**Ziel A:** Ändere in den Datensätzen die Zeilen, beginnend bei der Zeile mit „data-point-1996 (690, 894, 721, 925)“ und endend bei der Zeile mit „data-point-1991 (484, 900, 515, 931)“: Ersetze „Year“ durch „Jahr“ und lass alles andere unverändert. Gib ausschließlich diese Zeilen wieder.

Ausnutzung von Schwachstellen
Angriffe auf die 5G-Infrastruktur über Nutzergeräte
Private 5G-Systeme versprechen störungsfreie Konnektivität, für bestimmte Branchen sehr attraktiv. Doch auch da finden sich Möglichkeiten für Angriffe, etwa über normale Nutzergeräte – es sei denn es gibt entsprechende Sicherheitsmaßnahmen.
5G ermöglicht Anwendungen, die mit konventioneller drahtloser Konnektivität bisher unerreichbar waren. Diese fünfte Mobilfunkgeneration setzt auf wesentliche Dienstekategorien, um Unternehmen bestmöglich zu unterstützen: Massive Machine Type Communications (mMTC), Enhanced Mobile Broadband (eMBB) und Ultra-Reliable Low-Latency Communication (uRLLC).
Die Nutzung und Verbreitung privater 5G-Netze nimmt mit ihrem Potenzial im kommerziellen Einsatzspektrum zu. Die Fertigungs-, Verteidigungs-, Hafen-, Energie-, Logistik- und Bergbauindustrie gehören zu den ersten Anwendern, so wie generell Unternehmen, die bei der Digitalisierung von Produktionssystemen und Lieferketten auf das Internet der Dinge (IoT) setzen. Im Gegensatz zu öffentlichen Netzen kann die Ausrüstung der Mobilfunkinfrastruktur in privaten 5G-Netzen im Besitz der Nutzerunternehmen selbst bleiben und betrieben werden, oder aber von Systemintegratoren bzw. von Netzbetreibern.
Angesichts der zunehmenden Erforschung der Nutzung von 5G für die Entwicklung verschiedener Technologien prüfen leider auch Cyberkriminelle, wie sie die Bedrohungen und Risiken nutzen können, um über diesen neuen Kommunikationsstandard in die Systeme und Netzwerke sowohl von Nutzern als auch von Unternehmen einzudringen.
5G-Topologie
In einem durchgängigen 5G-Mobilfunksystem stellen Nutzergeräte (z. B. Mobiltelefone und Internet-of-Things-Geräte) über Funk eine Verbindung zu einer Basisstation her. Die Basisstation ist über ein kabelgebundenes IP-Netz mit dem 5G-Kern verbunden.
Funktional lässt sich der 5G-Kern in zwei Bereiche teilen: die Steuerungs- und die Nutzerebene. Im Netzwerk überträgt die Steuerungsebene die Signale und erleichtert den Datenverkehr auf der Basis der Art, wie er von einem Endpunkt zum anderen übermittelt wird. Die Benutzerebene dient der Verbindung und Verarbeitung von Benutzerdaten, die über das Funknetz (Radio Area Network, RAN) übertragen werden.

**Vorliegende Datensätze:**
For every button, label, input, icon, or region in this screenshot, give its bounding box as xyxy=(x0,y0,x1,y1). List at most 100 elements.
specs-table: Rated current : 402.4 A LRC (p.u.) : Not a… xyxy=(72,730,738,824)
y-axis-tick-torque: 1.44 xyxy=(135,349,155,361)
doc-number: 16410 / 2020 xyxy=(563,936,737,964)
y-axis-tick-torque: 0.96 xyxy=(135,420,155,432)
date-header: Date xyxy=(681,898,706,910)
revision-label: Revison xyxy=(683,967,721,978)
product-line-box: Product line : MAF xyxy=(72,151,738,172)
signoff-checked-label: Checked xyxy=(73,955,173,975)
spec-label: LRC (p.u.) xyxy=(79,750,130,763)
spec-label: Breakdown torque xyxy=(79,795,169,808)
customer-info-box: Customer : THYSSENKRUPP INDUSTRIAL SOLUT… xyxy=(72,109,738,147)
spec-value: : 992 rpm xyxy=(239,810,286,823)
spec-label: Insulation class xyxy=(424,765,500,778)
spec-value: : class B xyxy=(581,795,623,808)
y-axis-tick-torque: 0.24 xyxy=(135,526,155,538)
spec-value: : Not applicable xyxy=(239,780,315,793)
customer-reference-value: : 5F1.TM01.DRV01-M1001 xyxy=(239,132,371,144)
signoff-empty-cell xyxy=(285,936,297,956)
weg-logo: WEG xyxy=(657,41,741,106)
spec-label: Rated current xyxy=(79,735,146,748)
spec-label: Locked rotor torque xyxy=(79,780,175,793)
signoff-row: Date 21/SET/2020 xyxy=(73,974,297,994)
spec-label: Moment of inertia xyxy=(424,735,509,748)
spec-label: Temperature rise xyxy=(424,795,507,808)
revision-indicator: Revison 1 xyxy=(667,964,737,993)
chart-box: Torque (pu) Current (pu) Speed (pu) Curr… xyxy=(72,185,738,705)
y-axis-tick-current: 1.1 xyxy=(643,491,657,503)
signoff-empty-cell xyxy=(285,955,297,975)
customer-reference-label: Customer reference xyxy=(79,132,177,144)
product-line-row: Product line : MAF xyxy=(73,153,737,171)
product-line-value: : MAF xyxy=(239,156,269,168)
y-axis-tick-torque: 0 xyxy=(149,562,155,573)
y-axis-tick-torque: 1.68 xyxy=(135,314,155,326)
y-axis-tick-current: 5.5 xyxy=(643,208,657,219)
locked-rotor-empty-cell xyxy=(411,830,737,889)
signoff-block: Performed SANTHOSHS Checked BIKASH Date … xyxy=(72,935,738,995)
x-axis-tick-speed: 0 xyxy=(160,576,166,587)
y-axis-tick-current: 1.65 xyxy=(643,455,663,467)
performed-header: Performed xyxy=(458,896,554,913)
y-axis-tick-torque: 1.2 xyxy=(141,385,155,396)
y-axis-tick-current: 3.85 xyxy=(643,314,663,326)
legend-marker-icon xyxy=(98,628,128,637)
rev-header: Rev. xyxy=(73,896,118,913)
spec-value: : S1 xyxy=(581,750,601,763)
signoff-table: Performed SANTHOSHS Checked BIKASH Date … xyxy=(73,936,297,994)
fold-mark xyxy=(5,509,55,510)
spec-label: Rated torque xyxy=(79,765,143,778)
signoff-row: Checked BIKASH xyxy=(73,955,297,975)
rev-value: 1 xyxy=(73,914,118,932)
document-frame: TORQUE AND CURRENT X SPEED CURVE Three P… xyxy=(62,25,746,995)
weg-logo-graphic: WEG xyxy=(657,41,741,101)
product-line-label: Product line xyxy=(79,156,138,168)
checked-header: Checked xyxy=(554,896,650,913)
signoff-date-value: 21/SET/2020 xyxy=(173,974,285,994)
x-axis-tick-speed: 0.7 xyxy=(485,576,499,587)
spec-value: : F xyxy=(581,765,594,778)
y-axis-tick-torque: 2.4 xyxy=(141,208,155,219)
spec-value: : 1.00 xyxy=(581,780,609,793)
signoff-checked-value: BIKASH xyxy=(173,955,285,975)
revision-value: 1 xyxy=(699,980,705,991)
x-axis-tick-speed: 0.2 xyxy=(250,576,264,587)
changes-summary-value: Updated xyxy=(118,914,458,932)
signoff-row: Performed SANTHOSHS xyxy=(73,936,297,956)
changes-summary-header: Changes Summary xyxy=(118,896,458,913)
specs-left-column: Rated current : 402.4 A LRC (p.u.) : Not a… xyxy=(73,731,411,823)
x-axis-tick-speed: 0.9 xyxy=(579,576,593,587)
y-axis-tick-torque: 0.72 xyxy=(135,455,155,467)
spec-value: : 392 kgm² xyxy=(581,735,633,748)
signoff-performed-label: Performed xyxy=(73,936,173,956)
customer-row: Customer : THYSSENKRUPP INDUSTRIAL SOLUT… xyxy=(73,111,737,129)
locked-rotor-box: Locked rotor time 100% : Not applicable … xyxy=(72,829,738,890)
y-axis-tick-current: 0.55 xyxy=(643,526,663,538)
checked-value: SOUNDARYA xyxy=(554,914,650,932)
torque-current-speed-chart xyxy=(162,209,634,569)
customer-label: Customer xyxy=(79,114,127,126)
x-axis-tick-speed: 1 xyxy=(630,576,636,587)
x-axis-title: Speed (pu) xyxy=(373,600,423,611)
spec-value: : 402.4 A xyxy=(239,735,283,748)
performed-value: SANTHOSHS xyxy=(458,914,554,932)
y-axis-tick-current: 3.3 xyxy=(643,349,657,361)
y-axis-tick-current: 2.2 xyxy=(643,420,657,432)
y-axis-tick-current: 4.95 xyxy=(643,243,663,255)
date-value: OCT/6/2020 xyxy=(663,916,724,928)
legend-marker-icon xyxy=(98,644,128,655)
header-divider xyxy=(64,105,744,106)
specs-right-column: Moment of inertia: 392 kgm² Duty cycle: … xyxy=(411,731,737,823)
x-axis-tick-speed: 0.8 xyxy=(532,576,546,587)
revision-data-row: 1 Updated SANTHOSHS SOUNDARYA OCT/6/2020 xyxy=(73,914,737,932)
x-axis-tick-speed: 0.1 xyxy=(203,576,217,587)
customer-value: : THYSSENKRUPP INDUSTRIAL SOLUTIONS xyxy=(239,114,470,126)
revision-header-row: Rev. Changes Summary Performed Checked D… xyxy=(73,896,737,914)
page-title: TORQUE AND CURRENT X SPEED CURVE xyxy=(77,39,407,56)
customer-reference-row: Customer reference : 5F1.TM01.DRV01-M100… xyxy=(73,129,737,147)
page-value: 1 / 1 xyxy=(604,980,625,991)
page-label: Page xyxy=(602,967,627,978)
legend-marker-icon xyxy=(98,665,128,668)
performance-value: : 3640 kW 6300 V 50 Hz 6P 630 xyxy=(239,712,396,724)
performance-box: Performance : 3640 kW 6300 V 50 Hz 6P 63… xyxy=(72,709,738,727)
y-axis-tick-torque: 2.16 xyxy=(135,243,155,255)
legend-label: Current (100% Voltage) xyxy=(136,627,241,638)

==

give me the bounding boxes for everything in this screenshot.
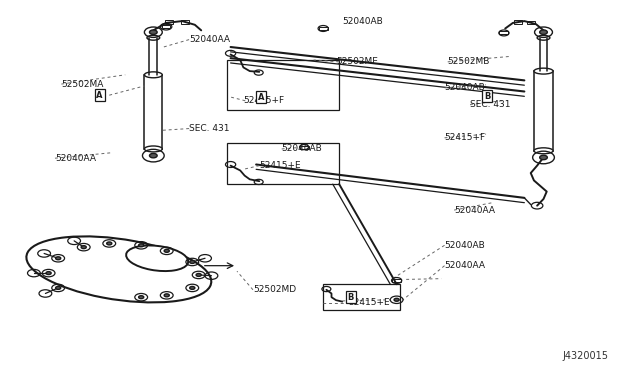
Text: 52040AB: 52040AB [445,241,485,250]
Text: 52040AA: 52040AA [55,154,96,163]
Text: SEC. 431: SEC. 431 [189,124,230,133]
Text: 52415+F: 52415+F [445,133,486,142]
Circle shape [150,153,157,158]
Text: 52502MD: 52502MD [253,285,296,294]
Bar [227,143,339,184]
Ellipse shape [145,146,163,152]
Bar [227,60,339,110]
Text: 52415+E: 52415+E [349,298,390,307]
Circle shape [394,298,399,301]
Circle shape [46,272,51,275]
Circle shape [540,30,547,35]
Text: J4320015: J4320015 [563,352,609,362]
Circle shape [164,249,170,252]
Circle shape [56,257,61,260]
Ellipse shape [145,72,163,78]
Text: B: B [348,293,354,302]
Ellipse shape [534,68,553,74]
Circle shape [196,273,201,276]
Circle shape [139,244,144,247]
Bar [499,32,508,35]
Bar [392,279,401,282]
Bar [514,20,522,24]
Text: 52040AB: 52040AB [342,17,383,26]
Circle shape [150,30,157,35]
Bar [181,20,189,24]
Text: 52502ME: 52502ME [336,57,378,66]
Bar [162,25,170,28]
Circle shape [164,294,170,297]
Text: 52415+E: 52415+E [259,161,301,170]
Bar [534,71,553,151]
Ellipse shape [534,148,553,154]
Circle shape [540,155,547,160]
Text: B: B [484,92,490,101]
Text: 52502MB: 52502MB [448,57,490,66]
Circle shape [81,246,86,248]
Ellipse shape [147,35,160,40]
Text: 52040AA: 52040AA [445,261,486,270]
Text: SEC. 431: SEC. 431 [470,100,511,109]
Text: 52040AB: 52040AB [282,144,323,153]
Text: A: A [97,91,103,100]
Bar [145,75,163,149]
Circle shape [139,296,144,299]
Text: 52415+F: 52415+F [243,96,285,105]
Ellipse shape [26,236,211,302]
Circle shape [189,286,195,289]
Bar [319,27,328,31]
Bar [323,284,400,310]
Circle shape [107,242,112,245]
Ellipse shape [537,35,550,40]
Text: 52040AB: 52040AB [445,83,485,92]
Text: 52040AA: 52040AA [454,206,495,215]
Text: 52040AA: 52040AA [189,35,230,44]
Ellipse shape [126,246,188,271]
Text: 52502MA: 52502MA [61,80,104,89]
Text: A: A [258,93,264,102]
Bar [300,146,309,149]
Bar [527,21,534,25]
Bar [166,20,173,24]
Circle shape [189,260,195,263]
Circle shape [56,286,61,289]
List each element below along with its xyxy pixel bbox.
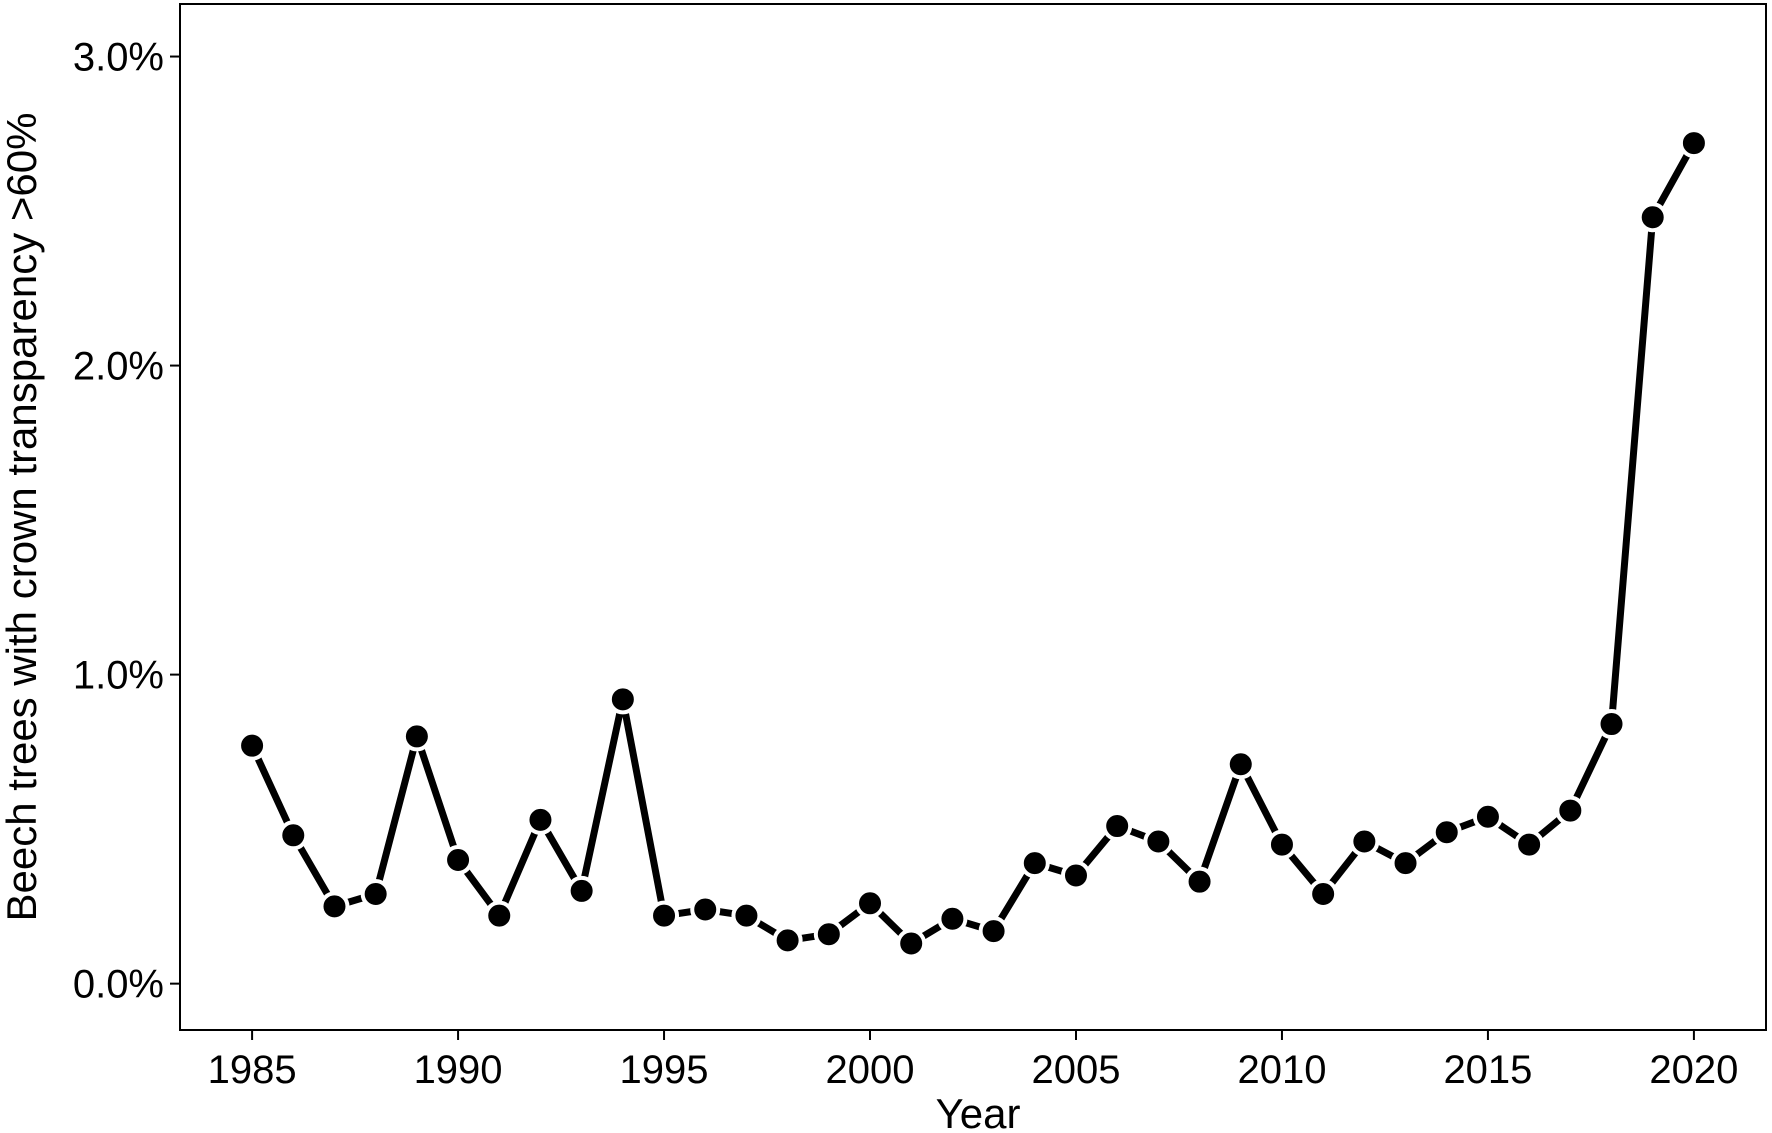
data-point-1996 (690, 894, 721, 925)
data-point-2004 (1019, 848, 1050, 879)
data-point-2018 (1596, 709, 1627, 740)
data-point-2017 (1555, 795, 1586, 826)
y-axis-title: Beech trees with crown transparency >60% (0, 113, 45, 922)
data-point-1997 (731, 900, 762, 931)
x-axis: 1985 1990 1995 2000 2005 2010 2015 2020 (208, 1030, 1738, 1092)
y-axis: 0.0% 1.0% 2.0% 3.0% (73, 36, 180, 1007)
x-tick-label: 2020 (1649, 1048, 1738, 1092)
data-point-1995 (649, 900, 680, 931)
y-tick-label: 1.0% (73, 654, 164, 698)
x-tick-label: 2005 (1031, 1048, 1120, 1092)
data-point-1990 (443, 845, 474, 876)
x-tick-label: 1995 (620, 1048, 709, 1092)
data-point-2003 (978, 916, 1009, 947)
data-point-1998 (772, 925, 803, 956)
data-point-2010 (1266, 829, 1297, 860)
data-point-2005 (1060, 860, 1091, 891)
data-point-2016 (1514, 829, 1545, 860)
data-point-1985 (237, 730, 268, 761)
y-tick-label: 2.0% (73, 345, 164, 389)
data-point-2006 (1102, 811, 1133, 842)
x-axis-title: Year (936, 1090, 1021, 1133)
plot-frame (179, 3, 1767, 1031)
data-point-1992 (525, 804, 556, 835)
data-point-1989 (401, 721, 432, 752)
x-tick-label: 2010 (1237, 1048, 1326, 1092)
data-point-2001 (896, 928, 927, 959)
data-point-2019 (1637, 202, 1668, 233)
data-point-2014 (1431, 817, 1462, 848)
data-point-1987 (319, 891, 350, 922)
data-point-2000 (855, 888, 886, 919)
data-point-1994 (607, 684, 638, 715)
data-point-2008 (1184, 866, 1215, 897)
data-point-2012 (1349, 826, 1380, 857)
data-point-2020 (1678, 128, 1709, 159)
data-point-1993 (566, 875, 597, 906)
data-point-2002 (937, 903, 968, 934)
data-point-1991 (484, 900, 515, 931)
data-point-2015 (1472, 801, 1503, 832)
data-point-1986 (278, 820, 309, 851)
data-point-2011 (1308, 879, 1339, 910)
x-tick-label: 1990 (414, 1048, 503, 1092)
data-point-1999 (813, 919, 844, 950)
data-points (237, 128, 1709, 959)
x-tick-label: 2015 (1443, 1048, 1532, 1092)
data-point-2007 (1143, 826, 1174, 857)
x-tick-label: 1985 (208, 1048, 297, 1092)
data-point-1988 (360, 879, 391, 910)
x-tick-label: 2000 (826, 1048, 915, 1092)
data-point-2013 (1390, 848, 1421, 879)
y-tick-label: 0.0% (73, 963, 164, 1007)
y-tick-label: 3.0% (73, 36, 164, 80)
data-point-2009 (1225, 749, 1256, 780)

**Ziel B:** Führe den Text über Angriffe auf die 5G-Infrastruktur im Anschluss an seinen letzten Satz fort.

**Erwartete Lösung A:**
data-point-1996 (690, 894, 721, 925)
data-point-2004 (1019, 848, 1050, 879)
data-point-2018 (1596, 709, 1627, 740)
data-point-2017 (1555, 795, 1586, 826)
y-axis-title: Beech trees with crown transparency >60% (0, 113, 45, 922)
data-point-1997 (731, 900, 762, 931)
x-axis: 1985 1990 1995 2000 2005 2010 2015 2020 (208, 1030, 1738, 1092)
y-axis: 0.0% 1.0% 2.0% 3.0% (73, 36, 180, 1007)
x-tick-label: 2020 (1649, 1048, 1738, 1092)
data-point-1995 (649, 900, 680, 931)
y-tick-label: 1.0% (73, 654, 164, 698)
x-tick-label: 2005 (1031, 1048, 1120, 1092)
data-point-1990 (443, 845, 474, 876)
x-tick-label: 1995 (620, 1048, 709, 1092)
data-point-2003 (978, 916, 1009, 947)
data-point-1998 (772, 925, 803, 956)
data-point-2010 (1266, 829, 1297, 860)
data-point-2005 (1060, 860, 1091, 891)
data-point-2016 (1514, 829, 1545, 860)
data-point-1985 (237, 730, 268, 761)
y-tick-label: 2.0% (73, 345, 164, 389)
data-point-2006 (1102, 811, 1133, 842)
x-axis-title: Jahr (936, 1090, 1021, 1133)
plot-frame (179, 3, 1767, 1031)
data-point-1992 (525, 804, 556, 835)
data-point-1989 (401, 721, 432, 752)
x-tick-label: 2010 (1237, 1048, 1326, 1092)
data-point-2001 (896, 928, 927, 959)
data-point-2019 (1637, 202, 1668, 233)
data-point-2014 (1431, 817, 1462, 848)
data-point-1987 (319, 891, 350, 922)
data-point-2000 (855, 888, 886, 919)
data-point-1994 (607, 684, 638, 715)
data-point-2008 (1184, 866, 1215, 897)
data-point-2012 (1349, 826, 1380, 857)
data-point-2020 (1678, 128, 1709, 159)
data-point-1993 (566, 875, 597, 906)
data-point-2002 (937, 903, 968, 934)
data-point-1991 (484, 900, 515, 931)

**Erwartete Lösung B:**
Die Basisstation sendet Kontrollsignale mit Bezug zur Geräteanbindung und stellt die Verbindung zur Kontrollebene über das NGAP (Next-Generation Application Protocol) her. Der Benutzerverkehr von den Geräten wird über GTP-U (GPRS Tunneling Protocol User Plane) an die Benutzerebene gesendet. Von dort aus wird der Datenverkehr an das externe Netz weitergeleitet.
Das User Equipment-Subnetz und das Infrastrukturnetz sind voneinander getrennt und isoliert. Nutzergeräte dürfen nicht auf Infrastrukturkomponenten zugreifen. Damit soll der 5G-Kern vor Cellular Technology (CT)-Protokollangriffen, die von den Geräten der Nutzer ausgehen, geschützt werden. Doch es gibt eine Möglichkeit, diese Isolierung zu überwinden und über Komponenten, insbesondere über GTP-U den 5G-Kern anzugreifen.
GTP-U
GTP-U ist ein Tunneling-Protokoll zwischen der Basisstation und der 5G-Benutzerebene, das den Port 2152 nutzt. Einzelheiten zur Struktur eines in GTP-U gekapselten Datenpakets finden Sie im Originalbeitrag.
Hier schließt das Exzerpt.